Copy every line of the data that includes the string "about".

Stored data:
====

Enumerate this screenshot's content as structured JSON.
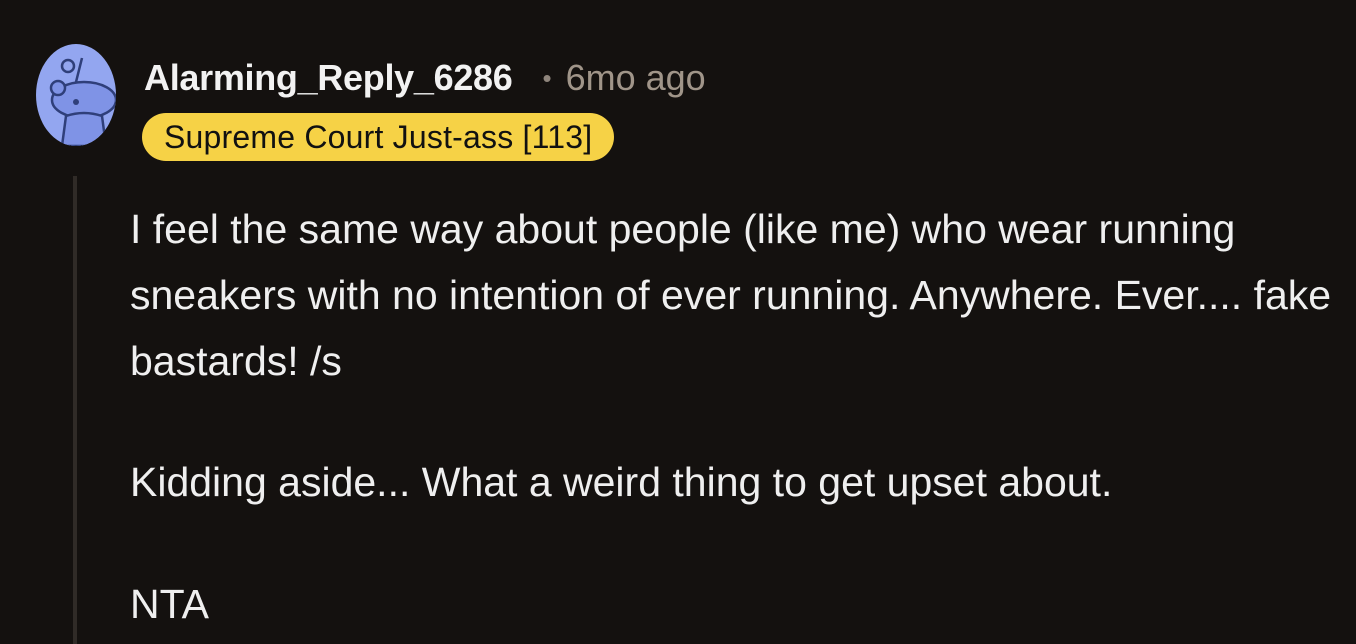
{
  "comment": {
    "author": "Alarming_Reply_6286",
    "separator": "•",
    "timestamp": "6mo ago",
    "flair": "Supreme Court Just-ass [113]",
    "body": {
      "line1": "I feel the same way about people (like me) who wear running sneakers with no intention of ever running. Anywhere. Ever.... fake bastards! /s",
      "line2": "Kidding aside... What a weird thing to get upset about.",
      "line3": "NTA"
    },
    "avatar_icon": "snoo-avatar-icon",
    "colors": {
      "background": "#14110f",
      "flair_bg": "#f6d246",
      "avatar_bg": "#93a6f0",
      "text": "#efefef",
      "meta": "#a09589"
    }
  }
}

====

## Reply
      "line1": "I feel the same way about people (like me) who wear running sneakers with no intention of ever running. Anywhere. Ever.... fake bastards! /s",
      "line2": "Kidding aside... What a weird thing to get upset about.",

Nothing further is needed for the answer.